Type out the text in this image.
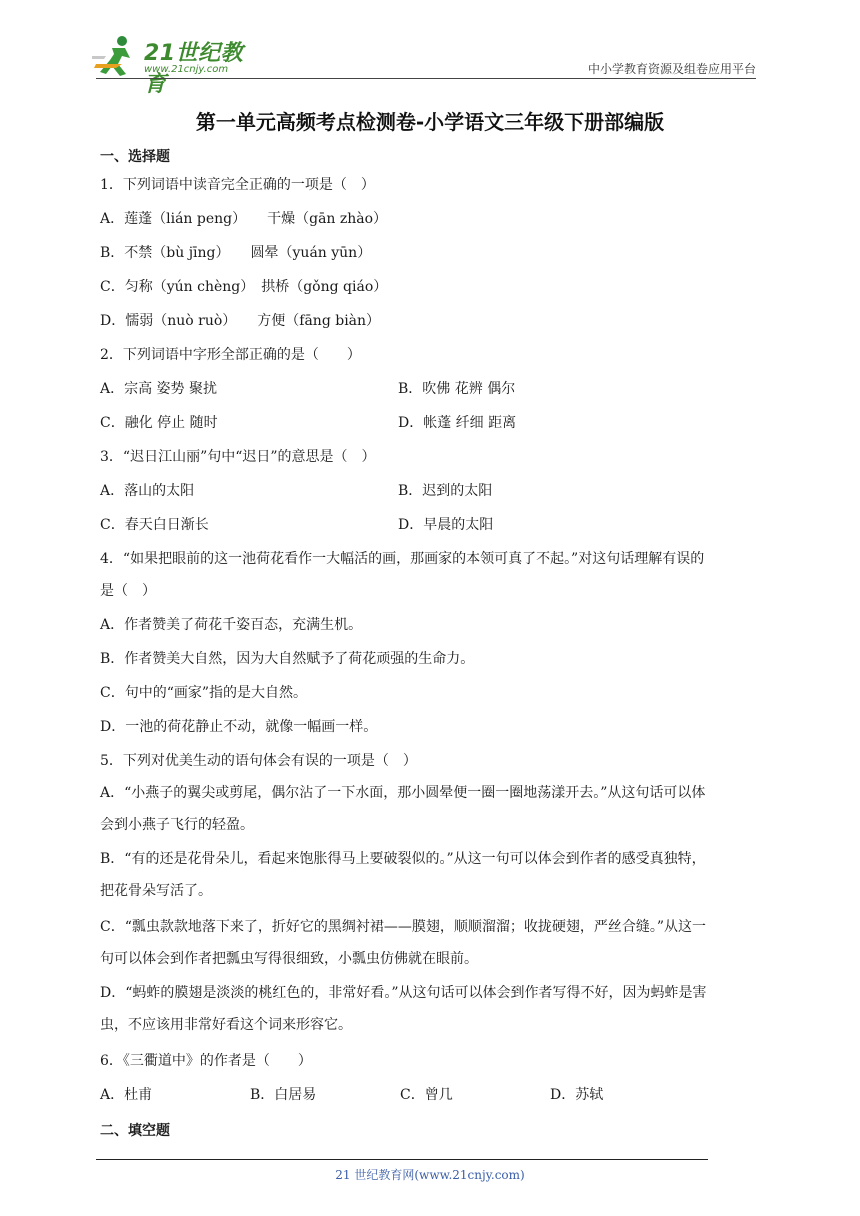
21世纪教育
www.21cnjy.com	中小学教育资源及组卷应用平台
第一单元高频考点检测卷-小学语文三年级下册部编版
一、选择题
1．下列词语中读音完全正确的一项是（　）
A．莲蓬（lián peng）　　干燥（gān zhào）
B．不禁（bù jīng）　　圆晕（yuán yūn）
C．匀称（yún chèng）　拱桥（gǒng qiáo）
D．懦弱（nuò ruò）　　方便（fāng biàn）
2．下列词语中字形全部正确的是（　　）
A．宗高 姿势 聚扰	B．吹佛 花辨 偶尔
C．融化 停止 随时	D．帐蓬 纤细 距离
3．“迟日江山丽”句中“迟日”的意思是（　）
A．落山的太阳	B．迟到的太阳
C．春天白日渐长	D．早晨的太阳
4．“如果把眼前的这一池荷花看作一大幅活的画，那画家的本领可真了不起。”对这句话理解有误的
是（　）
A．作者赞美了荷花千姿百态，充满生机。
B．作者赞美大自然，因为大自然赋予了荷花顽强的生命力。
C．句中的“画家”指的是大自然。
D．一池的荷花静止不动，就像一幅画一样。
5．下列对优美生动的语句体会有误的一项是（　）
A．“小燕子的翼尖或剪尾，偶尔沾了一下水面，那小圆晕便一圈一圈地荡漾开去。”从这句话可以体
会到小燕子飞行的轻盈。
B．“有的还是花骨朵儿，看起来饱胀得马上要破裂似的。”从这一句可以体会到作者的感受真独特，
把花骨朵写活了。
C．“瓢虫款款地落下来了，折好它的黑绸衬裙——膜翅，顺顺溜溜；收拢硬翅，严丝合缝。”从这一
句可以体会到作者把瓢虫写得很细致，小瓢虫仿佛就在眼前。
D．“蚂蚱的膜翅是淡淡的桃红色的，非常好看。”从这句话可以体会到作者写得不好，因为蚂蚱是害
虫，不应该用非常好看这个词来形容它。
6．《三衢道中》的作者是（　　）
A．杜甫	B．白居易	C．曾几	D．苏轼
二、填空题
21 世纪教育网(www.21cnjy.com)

Given exercise:
Copy each line exactly, and leave the pictures out of your copy.

Reply:
Type out the text in this image.
21世纪教育
www.21cnjy.com	中小学教育资源及组卷应用平台
第一单元高频考点检测卷-小学语文三年级下册部编版
一、选择题
1．下列词语中读音完全正确的一项是（　）
A．莲蓬（lián peng）　　干燥（gān zhào）
B．不禁（bù jīng）　　圆晕（yuán yūn）
C．匀称（yún chèng）　拱桥（gǒng qiáo）
D．懦弱（nuò ruò）　　方便（fāng biàn）
2．下列词语中字形全部正确的是（　　）
A．宗高 姿势 聚扰	B．吹佛 花辨 偶尔
C．融化 停止 随时	D．帐蓬 纤细 距离
3．“迟日江山丽”句中“迟日”的意思是（　）
A．落山的太阳	B．迟到的太阳
C．春天白日渐长	D．早晨的太阳
4．“如果把眼前的这一池荷花看作一大幅活的画，那画家的本领可真了不起。”对这句话理解有误的
是（　）
A．作者赞美了荷花千姿百态，充满生机。
B．作者赞美大自然，因为大自然赋予了荷花顽强的生命力。
C．句中的“画家”指的是大自然。
D．一池的荷花静止不动，就像一幅画一样。
5．下列对优美生动的语句体会有误的一项是（　）
A．“小燕子的翼尖或剪尾，偶尔沾了一下水面，那小圆晕便一圈一圈地荡漾开去。”从这句话可以体
会到小燕子飞行的轻盈。
B．“有的还是花骨朵儿，看起来饱胀得马上要破裂似的。”从这一句可以体会到作者的感受真独特，
把花骨朵写活了。
C．“瓢虫款款地落下来了，折好它的黑绸衬裙——膜翅，顺顺溜溜；收拢硬翅，严丝合缝。”从这一
句可以体会到作者把瓢虫写得很细致，小瓢虫仿佛就在眼前。
D．“蚂蚱的膜翅是淡淡的桃红色的，非常好看。”从这句话可以体会到作者写得不好，因为蚂蚱是害
虫，不应该用非常好看这个词来形容它。
6．《三衢道中》的作者是（　　）
A．杜甫	B．白居易	C．曾几	D．苏轼
二、填空题
21 世纪教育网(www.21cnjy.com)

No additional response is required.